Listed entries:
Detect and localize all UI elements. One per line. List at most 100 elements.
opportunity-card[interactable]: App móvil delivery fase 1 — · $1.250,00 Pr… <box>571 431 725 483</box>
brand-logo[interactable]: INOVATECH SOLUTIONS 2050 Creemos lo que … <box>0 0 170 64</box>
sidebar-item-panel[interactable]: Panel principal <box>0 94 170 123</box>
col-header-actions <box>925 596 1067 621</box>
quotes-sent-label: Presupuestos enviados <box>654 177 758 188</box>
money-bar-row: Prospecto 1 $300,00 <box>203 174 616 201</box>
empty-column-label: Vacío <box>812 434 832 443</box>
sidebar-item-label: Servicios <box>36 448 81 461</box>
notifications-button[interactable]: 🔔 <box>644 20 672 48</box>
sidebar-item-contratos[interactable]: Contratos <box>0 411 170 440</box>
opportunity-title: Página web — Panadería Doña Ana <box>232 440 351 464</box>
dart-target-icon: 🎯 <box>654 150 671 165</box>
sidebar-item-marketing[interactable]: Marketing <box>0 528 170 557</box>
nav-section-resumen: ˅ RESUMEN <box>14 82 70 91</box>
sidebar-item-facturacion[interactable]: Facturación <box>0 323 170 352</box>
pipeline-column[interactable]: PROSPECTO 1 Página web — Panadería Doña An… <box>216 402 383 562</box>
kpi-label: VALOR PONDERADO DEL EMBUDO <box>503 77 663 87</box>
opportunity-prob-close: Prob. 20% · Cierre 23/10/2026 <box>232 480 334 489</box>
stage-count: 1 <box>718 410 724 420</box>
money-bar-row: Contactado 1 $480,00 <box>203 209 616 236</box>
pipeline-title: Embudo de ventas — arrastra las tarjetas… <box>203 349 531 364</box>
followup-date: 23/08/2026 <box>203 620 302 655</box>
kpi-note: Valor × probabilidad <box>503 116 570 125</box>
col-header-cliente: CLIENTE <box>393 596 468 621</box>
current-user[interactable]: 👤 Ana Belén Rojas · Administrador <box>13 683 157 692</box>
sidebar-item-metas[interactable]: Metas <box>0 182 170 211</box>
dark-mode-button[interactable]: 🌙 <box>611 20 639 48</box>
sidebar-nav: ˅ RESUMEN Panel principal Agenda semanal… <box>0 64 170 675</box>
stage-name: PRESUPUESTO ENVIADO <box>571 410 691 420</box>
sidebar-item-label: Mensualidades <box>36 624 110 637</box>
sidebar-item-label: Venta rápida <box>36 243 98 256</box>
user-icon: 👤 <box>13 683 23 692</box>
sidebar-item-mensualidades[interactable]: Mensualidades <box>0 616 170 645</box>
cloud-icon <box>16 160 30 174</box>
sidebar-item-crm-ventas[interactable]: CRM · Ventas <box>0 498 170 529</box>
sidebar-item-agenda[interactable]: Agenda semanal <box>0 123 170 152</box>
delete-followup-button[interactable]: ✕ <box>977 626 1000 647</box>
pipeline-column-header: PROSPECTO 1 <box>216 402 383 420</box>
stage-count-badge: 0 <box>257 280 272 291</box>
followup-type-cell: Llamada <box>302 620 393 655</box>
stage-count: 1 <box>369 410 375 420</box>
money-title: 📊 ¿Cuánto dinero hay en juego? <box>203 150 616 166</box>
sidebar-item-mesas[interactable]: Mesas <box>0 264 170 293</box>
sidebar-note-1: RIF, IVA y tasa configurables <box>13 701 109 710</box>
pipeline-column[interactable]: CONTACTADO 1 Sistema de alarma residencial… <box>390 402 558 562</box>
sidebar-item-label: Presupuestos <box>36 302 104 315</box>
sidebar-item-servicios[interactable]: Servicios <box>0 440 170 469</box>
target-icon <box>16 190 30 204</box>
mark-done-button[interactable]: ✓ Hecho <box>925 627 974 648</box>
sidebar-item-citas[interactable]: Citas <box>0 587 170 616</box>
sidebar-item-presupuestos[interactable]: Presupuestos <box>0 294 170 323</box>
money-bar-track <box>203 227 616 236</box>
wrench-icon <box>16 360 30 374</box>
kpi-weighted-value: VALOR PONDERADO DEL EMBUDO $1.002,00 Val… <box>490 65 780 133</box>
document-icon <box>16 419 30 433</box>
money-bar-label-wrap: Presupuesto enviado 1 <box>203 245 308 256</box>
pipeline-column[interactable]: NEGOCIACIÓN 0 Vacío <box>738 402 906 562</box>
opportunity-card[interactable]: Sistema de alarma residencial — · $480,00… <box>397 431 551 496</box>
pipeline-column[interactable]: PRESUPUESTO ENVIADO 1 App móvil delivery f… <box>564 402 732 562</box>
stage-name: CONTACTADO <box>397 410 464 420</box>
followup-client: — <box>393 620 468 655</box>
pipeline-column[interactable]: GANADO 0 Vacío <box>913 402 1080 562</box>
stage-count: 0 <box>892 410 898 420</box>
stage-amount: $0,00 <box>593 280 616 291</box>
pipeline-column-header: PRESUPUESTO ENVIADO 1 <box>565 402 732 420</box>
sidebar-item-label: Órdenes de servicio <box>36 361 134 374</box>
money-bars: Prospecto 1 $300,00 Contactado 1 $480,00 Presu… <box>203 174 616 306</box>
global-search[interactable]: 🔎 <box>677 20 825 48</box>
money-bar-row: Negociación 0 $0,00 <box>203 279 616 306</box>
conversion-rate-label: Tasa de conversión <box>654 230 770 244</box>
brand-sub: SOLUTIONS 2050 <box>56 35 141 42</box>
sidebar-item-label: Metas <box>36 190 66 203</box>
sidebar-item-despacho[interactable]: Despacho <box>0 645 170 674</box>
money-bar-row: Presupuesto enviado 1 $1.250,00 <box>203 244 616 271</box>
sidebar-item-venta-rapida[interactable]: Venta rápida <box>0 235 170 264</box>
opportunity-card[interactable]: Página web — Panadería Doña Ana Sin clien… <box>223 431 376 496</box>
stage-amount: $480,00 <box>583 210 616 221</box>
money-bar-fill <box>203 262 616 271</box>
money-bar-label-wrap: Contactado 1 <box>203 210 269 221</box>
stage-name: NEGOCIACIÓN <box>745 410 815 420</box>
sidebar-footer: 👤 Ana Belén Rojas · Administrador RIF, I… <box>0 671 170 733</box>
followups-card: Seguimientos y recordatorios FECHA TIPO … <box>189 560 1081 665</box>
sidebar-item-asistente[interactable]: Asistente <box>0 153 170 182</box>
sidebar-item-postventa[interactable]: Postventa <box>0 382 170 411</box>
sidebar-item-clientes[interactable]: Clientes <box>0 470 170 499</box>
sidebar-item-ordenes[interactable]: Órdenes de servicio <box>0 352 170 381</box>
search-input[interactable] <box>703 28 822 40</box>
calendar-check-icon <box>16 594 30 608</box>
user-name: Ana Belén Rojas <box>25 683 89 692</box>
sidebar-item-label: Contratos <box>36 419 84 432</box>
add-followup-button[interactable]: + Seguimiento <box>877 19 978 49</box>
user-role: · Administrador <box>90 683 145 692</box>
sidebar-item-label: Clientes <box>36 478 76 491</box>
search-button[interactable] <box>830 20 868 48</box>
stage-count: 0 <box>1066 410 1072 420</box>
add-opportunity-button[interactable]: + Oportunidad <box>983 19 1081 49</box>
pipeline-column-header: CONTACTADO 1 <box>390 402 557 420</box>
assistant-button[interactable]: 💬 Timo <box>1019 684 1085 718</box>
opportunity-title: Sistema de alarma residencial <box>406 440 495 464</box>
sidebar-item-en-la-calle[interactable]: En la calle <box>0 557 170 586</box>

To do: Can you give the lines from the start of the listing through the line containing "sidebar-item-marketing[interactable]: Marketing <box>0", both ends included, as a numbered list without any blank lines?

Exercise answer:
1. Detect and localize all UI elements. One per line. List at most 100 elements.
2. opportunity-card[interactable]: App móvil delivery fase 1 — · $1.250,00 Pr… <box>571 431 725 483</box>
3. brand-logo[interactable]: INOVATECH SOLUTIONS 2050 Creemos lo que … <box>0 0 170 64</box>
4. sidebar-item-panel[interactable]: Panel principal <box>0 94 170 123</box>
5. col-header-actions <box>925 596 1067 621</box>
6. quotes-sent-label: Presupuestos enviados <box>654 177 758 188</box>
7. money-bar-row: Prospecto 1 $300,00 <box>203 174 616 201</box>
8. empty-column-label: Vacío <box>812 434 832 443</box>
9. sidebar-item-label: Servicios <box>36 448 81 461</box>
10. notifications-button[interactable]: 🔔 <box>644 20 672 48</box>
11. sidebar-item-contratos[interactable]: Contratos <box>0 411 170 440</box>
12. opportunity-title: Página web — Panadería Doña Ana <box>232 440 351 464</box>
13. dart-target-icon: 🎯 <box>654 150 671 165</box>
14. sidebar-item-marketing[interactable]: Marketing <box>0 528 170 557</box>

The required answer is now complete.